— start of STORED DATA —
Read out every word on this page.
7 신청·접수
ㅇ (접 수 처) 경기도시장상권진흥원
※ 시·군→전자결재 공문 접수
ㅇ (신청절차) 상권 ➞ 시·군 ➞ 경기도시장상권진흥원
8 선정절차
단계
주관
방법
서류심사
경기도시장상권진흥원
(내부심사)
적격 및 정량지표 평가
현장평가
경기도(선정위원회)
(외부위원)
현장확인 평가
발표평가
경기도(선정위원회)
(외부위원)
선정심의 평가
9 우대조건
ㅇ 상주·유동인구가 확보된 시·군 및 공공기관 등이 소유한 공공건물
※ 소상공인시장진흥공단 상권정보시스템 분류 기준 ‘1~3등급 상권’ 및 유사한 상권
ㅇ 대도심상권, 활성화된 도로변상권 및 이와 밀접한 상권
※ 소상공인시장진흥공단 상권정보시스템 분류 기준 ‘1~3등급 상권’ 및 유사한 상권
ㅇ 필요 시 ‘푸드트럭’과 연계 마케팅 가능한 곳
— end of STORED DATA —
— start of STORED DATA —
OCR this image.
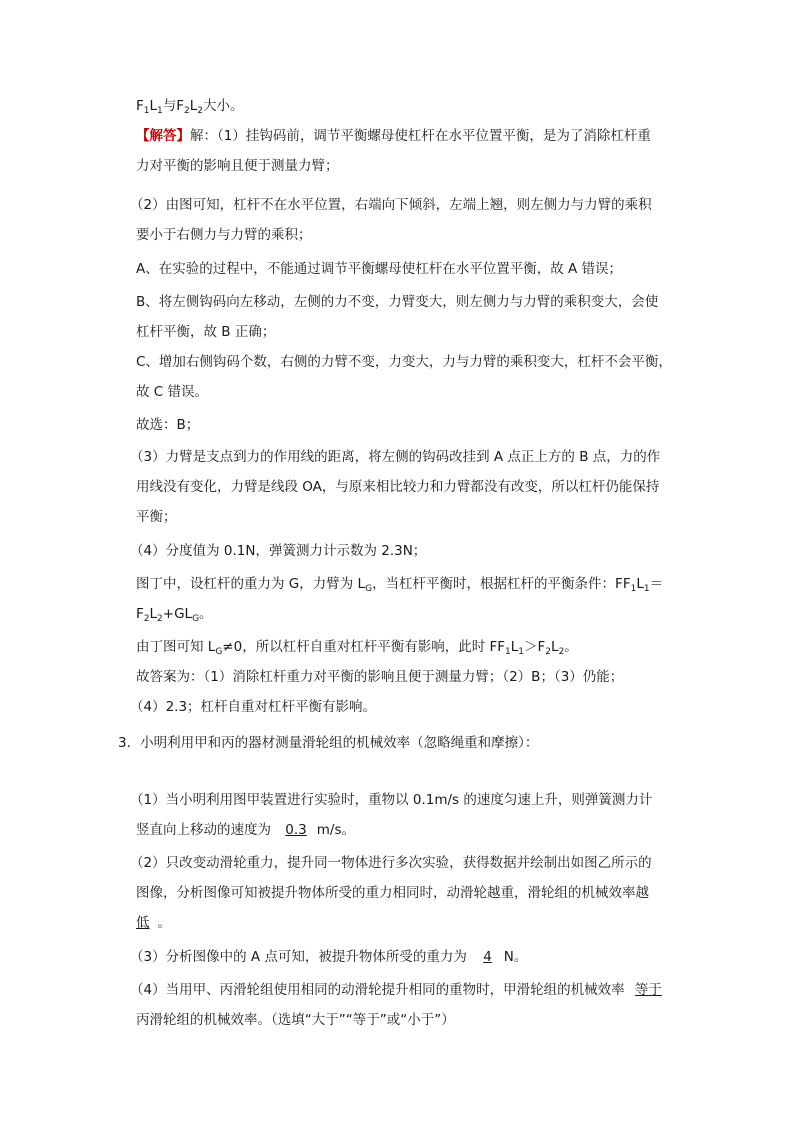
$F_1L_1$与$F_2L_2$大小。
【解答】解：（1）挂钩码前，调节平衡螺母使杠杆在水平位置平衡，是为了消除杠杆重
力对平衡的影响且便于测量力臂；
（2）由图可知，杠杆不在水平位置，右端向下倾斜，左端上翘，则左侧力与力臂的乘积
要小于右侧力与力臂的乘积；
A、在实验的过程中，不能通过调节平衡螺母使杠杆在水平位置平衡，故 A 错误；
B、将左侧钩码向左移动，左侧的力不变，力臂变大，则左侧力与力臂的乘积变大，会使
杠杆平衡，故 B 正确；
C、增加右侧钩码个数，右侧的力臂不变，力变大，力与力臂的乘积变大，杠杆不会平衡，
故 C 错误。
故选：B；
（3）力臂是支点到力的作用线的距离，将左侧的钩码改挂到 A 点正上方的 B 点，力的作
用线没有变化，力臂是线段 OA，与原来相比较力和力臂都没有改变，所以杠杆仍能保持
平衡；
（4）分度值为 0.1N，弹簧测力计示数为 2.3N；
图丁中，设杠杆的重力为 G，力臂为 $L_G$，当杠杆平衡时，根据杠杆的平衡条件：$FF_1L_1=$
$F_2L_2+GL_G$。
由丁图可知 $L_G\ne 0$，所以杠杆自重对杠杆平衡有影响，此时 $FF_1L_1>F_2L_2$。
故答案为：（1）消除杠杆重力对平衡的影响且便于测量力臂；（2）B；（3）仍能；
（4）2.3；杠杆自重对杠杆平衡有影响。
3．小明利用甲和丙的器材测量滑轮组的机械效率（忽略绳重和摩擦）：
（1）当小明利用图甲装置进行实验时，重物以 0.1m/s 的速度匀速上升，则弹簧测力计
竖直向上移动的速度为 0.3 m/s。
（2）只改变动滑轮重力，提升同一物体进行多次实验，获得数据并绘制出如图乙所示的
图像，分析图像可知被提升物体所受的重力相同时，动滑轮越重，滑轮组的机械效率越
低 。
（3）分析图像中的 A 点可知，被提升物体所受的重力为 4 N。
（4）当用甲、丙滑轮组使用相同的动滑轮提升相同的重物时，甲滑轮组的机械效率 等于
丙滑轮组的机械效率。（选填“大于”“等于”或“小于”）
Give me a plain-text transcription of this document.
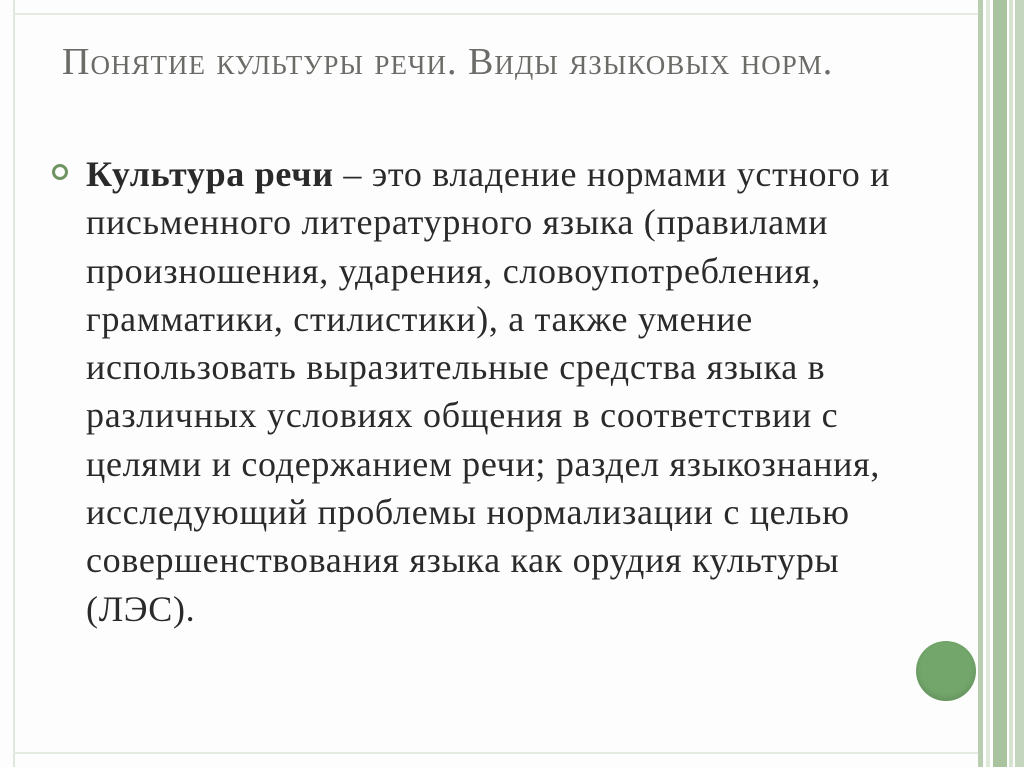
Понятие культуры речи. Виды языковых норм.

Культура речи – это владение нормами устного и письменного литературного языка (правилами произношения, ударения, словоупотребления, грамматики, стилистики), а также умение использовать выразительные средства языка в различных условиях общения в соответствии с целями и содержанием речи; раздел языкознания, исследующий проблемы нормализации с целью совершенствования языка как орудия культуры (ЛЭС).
— end of STORED DATA —
— start of STORED DATA —
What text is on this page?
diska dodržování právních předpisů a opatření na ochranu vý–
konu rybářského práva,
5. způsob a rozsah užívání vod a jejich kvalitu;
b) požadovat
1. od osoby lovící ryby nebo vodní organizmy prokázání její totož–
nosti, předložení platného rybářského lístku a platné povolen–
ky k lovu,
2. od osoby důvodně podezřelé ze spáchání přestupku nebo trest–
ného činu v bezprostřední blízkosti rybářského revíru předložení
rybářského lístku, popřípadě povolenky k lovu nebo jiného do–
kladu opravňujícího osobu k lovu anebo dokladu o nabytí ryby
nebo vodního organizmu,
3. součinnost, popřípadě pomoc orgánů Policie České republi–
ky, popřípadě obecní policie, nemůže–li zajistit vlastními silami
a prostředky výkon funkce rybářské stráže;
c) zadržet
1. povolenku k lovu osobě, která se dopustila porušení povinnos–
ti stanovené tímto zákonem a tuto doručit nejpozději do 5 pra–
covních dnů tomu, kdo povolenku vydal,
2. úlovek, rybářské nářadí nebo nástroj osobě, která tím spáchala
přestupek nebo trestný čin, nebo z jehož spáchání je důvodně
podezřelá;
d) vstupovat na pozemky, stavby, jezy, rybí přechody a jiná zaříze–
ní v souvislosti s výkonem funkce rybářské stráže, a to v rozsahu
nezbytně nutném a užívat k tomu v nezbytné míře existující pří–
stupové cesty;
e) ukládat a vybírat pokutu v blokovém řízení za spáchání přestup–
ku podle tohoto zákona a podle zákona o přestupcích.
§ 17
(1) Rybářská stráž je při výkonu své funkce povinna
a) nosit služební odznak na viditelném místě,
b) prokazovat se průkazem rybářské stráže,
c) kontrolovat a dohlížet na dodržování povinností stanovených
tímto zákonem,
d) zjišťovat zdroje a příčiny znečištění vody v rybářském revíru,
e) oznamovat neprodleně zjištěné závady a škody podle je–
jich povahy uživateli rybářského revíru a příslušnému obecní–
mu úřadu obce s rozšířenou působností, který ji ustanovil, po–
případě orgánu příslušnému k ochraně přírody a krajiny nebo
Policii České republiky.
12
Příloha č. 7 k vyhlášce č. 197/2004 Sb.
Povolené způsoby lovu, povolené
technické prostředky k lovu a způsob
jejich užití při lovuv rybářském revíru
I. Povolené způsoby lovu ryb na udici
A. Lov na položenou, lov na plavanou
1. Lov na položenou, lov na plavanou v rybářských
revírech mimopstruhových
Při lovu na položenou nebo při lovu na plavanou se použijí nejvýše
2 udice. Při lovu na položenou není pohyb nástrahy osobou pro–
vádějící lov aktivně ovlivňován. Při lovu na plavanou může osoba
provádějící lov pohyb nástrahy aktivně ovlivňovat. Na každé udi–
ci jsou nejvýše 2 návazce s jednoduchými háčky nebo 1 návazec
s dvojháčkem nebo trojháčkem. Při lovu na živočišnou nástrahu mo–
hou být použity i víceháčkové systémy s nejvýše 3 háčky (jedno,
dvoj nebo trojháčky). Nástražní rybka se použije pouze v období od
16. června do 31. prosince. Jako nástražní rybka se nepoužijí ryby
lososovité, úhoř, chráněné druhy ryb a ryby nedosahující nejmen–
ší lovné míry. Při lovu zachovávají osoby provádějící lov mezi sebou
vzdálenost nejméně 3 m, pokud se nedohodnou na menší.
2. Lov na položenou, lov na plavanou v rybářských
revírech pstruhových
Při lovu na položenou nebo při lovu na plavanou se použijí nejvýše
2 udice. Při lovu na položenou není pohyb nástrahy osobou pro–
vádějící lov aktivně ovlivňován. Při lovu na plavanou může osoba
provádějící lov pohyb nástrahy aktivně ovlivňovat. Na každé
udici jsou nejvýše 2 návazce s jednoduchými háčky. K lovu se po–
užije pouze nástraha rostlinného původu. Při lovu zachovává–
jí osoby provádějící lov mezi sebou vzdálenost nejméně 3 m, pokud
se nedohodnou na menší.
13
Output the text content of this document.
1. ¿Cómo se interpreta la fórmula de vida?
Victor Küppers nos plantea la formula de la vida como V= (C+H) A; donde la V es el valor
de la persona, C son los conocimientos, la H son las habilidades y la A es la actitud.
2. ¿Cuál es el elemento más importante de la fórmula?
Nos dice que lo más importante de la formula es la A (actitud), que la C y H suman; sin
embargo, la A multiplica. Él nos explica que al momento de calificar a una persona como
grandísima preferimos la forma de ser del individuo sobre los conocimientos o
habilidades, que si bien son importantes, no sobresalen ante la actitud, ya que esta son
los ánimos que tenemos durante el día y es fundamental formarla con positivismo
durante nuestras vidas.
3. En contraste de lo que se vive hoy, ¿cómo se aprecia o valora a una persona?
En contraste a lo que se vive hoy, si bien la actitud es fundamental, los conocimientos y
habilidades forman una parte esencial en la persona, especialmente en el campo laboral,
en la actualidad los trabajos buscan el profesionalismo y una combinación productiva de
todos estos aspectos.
— end of STORED DATA —
## THE EXERCISE
Go through the material and copy out every line with "zákonem" in it.

## TASK RESPONSE
ti stanovené tímto zákonem a tuto doručit nejpozději do 5 pra–
tímto zákonem,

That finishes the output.